A partitioned table is a table with partitions. You can specify one or more columns as partition key columns to create a partitioned table. Partitioned tables are similar to individual directories in a distributed file system. A partition is similar to a directory and all data in the partition is similar to all data files in the directory.
To partition a table is to classify data of the same category into the same partition. The classification is based on the partition key, which can consist of one or more primary key columns in the table.
In MaxCompute, each value in a partition key column is specified as a partition. You can specify multi-level partitions with multiple partition key columns. Multi-level partitions are similar to multi-level directories in structure.
The execution of some SQL jobs for operations on partitions is less efficient and may generate higher costs. For more information, see Insert or overwrite data into dynamic partitions (DYNAMIC PARTITION).
- A table can contain up to six levels of partitions.
- A table can contain up to 60,000 partitions.
- Up to 10,000 partitions can be queried at a time.
- The values in a partition key column of the STRING type cannot contain Chinese characters.
If a large number of partitions in a table contain a few amount of data, data computing and query performance deteriorates. We recommend that each partition contains at least 10,000 rows of data.
Data types of partition key columns
MaxCompute V2.0 supports partition key columns of the TINYINT, SMALLINT, INT, BIGINT, VARCHAR, and STRING types.
--- Create a table named parttest. create table parttest (a bigint) partitioned by (pt bigint); --- Insert data into the table. insert into parttest partition(pt)(a,pt) values (1, 1); insert into parttest partition(pt)(a,pt) values (1, 10); --- Query the rows where the value of pt is greater than or equal to 2. select * from parttest where pt >= '2';
- Create a partition.
-- Create a partitioned table that contains two levels of partitions. In the partitioned table, pt is used as a level-1 partition key column and region is used as a level-2 partition key column. CREATE TABLE src (shop_name string, customer_id bigint) PARTITIONED BY (pt string,region string);
- Use the values in partition key columns as filter conditions to query a table.
-- The following example shows a correct usage. When MaxCompute generates a query plan, only the data whose region is 'hangzhou' in the '20170601' partition is used as input data. select * from src where pt='20170601'and region='hangzhou'; -- The following example shows an incorrect usage. In this example, the effectiveness of the partition filtering cannot be ensured. Data in the pt partition key column is considered as a string. When a value of the STRING type is compared with a value of the BIGINT type, 20170601 in this example, MaxCompute converts both data types to DOUBLE, which causes a loss in precision. select * from src where pt = 20170601;

Data listing:
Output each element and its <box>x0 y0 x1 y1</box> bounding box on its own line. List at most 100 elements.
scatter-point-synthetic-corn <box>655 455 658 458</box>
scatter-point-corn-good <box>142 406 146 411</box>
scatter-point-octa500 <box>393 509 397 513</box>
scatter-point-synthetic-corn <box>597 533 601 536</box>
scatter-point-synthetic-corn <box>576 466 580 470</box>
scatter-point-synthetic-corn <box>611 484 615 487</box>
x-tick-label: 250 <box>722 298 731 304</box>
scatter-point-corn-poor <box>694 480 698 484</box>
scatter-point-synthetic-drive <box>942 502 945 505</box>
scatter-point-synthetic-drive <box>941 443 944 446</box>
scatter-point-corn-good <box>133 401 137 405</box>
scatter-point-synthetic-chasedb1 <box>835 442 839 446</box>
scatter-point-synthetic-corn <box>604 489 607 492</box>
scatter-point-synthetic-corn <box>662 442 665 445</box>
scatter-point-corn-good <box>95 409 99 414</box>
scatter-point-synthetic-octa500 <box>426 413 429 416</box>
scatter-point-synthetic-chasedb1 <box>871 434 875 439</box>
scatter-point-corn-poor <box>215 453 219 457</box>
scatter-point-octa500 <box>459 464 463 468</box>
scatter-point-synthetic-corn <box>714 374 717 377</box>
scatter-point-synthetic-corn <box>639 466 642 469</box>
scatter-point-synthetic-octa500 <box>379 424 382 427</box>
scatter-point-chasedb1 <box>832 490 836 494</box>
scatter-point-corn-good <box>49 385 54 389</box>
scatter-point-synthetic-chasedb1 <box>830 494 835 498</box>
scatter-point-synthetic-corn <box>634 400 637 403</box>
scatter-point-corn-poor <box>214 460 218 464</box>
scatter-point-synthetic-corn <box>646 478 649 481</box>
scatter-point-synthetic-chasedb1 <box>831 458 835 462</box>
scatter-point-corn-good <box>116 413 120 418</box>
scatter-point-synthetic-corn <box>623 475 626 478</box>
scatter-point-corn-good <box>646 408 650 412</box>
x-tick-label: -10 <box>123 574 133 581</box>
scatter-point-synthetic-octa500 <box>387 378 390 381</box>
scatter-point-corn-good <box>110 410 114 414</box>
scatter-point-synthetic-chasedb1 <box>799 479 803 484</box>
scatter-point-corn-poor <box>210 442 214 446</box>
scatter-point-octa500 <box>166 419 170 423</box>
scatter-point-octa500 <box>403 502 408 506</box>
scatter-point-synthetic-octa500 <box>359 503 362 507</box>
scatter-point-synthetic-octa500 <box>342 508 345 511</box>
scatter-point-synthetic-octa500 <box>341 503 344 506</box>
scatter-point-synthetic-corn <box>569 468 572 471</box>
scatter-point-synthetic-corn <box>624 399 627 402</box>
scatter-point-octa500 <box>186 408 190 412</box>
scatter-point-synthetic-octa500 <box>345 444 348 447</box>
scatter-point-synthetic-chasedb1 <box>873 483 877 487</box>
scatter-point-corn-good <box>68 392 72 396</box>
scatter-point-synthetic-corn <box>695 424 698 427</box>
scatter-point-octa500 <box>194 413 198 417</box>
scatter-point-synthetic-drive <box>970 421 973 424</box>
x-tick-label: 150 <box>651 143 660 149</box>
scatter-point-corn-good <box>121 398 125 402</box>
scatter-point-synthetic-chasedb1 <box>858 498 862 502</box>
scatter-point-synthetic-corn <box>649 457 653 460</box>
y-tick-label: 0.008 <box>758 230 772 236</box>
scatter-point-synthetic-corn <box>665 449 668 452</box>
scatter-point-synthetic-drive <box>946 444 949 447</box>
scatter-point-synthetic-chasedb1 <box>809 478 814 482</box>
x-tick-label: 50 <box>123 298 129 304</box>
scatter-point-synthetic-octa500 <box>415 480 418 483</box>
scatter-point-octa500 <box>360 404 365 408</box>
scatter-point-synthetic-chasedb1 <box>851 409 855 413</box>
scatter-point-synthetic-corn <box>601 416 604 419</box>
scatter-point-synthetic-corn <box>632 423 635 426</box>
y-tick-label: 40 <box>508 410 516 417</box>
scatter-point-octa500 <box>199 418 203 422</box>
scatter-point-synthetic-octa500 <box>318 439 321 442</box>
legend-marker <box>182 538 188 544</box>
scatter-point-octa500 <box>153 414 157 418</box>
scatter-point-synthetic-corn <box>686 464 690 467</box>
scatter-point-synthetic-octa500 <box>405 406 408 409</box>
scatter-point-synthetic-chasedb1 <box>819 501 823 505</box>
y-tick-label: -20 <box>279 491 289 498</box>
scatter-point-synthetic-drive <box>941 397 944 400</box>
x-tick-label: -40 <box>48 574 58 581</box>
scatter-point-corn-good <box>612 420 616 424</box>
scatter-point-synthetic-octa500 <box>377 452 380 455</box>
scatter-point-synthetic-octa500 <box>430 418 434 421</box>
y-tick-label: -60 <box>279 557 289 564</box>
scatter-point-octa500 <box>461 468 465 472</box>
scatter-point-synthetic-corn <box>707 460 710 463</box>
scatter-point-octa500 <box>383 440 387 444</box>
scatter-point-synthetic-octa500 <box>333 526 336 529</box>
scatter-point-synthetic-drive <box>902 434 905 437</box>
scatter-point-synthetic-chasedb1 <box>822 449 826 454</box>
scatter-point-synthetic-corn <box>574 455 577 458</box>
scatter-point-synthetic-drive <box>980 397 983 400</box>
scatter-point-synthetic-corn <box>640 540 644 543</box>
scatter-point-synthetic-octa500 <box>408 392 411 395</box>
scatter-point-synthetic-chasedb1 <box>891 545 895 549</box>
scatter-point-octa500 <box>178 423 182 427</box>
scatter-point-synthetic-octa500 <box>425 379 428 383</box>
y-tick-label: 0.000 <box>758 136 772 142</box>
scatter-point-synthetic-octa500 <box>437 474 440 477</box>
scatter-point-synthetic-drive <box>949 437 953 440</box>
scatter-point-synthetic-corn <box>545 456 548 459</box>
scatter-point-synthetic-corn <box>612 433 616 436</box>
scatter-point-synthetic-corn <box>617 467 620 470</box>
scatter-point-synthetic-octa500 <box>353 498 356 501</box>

GOAL: In the text on partitioned tables, what do you get if you reproduce the passage starting at the words "- A table can contain up to 60,000" and ending after "and STRING types.", substituting "declines" for "deteriorates"?

ANSWER FOR THE TASK:
- A table can contain up to 60,000 partitions.
- Up to 10,000 partitions can be queried at a time.
- The values in a partition key column of the STRING type cannot contain Chinese characters.
If a large number of partitions in a table contain a few amount of data, data computing and query performance declines. We recommend that each partition contains at least 10,000 rows of data.
Data types of partition key columns
MaxCompute V2.0 supports partition key columns of the TINYINT, SMALLINT, INT, BIGINT, VARCHAR, and STRING types.